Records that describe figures

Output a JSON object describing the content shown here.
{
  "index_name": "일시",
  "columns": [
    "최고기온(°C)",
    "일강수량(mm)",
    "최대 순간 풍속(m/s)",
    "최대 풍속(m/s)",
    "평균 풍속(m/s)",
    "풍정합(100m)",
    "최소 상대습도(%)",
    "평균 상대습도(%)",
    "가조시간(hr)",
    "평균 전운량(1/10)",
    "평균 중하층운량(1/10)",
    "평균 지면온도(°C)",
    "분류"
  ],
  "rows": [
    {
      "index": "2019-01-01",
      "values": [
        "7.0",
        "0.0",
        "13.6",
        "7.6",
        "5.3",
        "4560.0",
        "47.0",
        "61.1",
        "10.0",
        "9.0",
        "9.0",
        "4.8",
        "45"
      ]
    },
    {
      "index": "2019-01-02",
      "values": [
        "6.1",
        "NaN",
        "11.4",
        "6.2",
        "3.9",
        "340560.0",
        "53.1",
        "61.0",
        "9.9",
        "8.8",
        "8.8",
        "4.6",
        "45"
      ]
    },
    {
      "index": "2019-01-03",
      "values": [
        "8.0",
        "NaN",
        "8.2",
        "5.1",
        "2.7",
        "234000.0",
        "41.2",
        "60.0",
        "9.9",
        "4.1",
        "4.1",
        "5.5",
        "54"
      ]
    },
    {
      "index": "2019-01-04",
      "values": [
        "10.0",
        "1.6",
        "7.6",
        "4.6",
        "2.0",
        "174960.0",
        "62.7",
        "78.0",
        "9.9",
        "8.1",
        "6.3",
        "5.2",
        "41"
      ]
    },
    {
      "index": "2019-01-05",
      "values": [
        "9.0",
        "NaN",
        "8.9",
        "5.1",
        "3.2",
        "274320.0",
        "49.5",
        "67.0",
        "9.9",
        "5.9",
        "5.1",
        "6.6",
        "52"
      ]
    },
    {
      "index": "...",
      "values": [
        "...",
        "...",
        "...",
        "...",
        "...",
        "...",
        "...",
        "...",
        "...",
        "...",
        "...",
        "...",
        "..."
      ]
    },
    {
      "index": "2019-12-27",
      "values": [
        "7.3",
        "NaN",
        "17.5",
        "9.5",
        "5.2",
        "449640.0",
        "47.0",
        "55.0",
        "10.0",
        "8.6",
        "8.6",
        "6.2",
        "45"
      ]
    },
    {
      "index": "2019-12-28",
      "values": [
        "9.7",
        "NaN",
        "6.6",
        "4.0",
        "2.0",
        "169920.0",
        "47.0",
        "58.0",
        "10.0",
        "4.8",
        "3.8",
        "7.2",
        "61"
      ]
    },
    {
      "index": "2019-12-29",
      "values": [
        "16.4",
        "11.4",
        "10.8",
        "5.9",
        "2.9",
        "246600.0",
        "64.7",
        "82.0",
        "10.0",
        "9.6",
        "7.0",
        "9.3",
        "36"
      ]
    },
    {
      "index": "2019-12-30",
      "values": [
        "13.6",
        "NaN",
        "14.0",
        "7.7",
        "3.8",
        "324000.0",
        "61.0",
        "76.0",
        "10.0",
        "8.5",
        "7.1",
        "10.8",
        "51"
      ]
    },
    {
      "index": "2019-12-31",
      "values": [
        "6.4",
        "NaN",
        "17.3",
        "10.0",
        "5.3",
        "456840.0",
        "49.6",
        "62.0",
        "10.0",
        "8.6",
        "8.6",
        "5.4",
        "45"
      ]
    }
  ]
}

Task instructions =
Output the listing above exactly as it appears.

Finished exercise =
Output a JSON object describing the content shown here.
{
  "index_name": "일시",
  "columns": [
    "최고기온(°C)",
    "일강수량(mm)",
    "최대 순간 풍속(m/s)",
    "최대 풍속(m/s)",
    "평균 풍속(m/s)",
    "풍정합(100m)",
    "최소 상대습도(%)",
    "평균 상대습도(%)",
    "가조시간(hr)",
    "평균 전운량(1/10)",
    "평균 중하층운량(1/10)",
    "평균 지면온도(°C)",
    "분류"
  ],
  "rows": [
    {
      "index": "2019-01-01",
      "values": [
        "7.0",
        "0.0",
        "13.6",
        "7.6",
        "5.3",
        "4560.0",
        "47.0",
        "61.1",
        "10.0",
        "9.0",
        "9.0",
        "4.8",
        "45"
      ]
    },
    {
      "index": "2019-01-02",
      "values": [
        "6.1",
        "NaN",
        "11.4",
        "6.2",
        "3.9",
        "340560.0",
        "53.1",
        "61.0",
        "9.9",
        "8.8",
        "8.8",
        "4.6",
        "45"
      ]
    },
    {
      "index": "2019-01-03",
      "values": [
        "8.0",
        "NaN",
        "8.2",
        "5.1",
        "2.7",
        "234000.0",
        "41.2",
        "60.0",
        "9.9",
        "4.1",
        "4.1",
        "5.5",
        "54"
      ]
    },
    {
      "index": "2019-01-04",
      "values": [
        "10.0",
        "1.6",
        "7.6",
        "4.6",
        "2.0",
        "174960.0",
        "62.7",
        "78.0",
        "9.9",
        "8.1",
        "6.3",
        "5.2",
        "41"
      ]
    },
    {
      "index": "2019-01-05",
      "values": [
        "9.0",
        "NaN",
        "8.9",
        "5.1",
        "3.2",
        "274320.0",
        "49.5",
        "67.0",
        "9.9",
        "5.9",
        "5.1",
        "6.6",
        "52"
      ]
    },
    {
      "index": "...",
      "values": [
        "...",
        "...",
        "...",
        "...",
        "...",
        "...",
        "...",
        "...",
        "...",
        "...",
        "...",
        "...",
        "..."
      ]
    },
    {
      "index": "2019-12-27",
      "values": [
        "7.3",
        "NaN",
        "17.5",
        "9.5",
        "5.2",
        "449640.0",
        "47.0",
        "55.0",
        "10.0",
        "8.6",
        "8.6",
        "6.2",
        "45"
      ]
    },
    {
      "index": "2019-12-28",
      "values": [
        "9.7",
        "NaN",
        "6.6",
        "4.0",
        "2.0",
        "169920.0",
        "47.0",
        "58.0",
        "10.0",
        "4.8",
        "3.8",
        "7.2",
        "61"
      ]
    },
    {
      "index": "2019-12-29",
      "values": [
        "16.4",
        "11.4",
        "10.8",
        "5.9",
        "2.9",
        "246600.0",
        "64.7",
        "82.0",
        "10.0",
        "9.6",
        "7.0",
        "9.3",
        "36"
      ]
    },
    {
      "index": "2019-12-30",
      "values": [
        "13.6",
        "NaN",
        "14.0",
        "7.7",
        "3.8",
        "324000.0",
        "61.0",
        "76.0",
        "10.0",
        "8.5",
        "7.1",
        "10.8",
        "51"
      ]
    },
    {
      "index": "2019-12-31",
      "values": [
        "6.4",
        "NaN",
        "17.3",
        "10.0",
        "5.3",
        "456840.0",
        "49.6",
        "62.0",
        "10.0",
        "8.6",
        "8.6",
        "5.4",
        "45"
      ]
    }
  ]
}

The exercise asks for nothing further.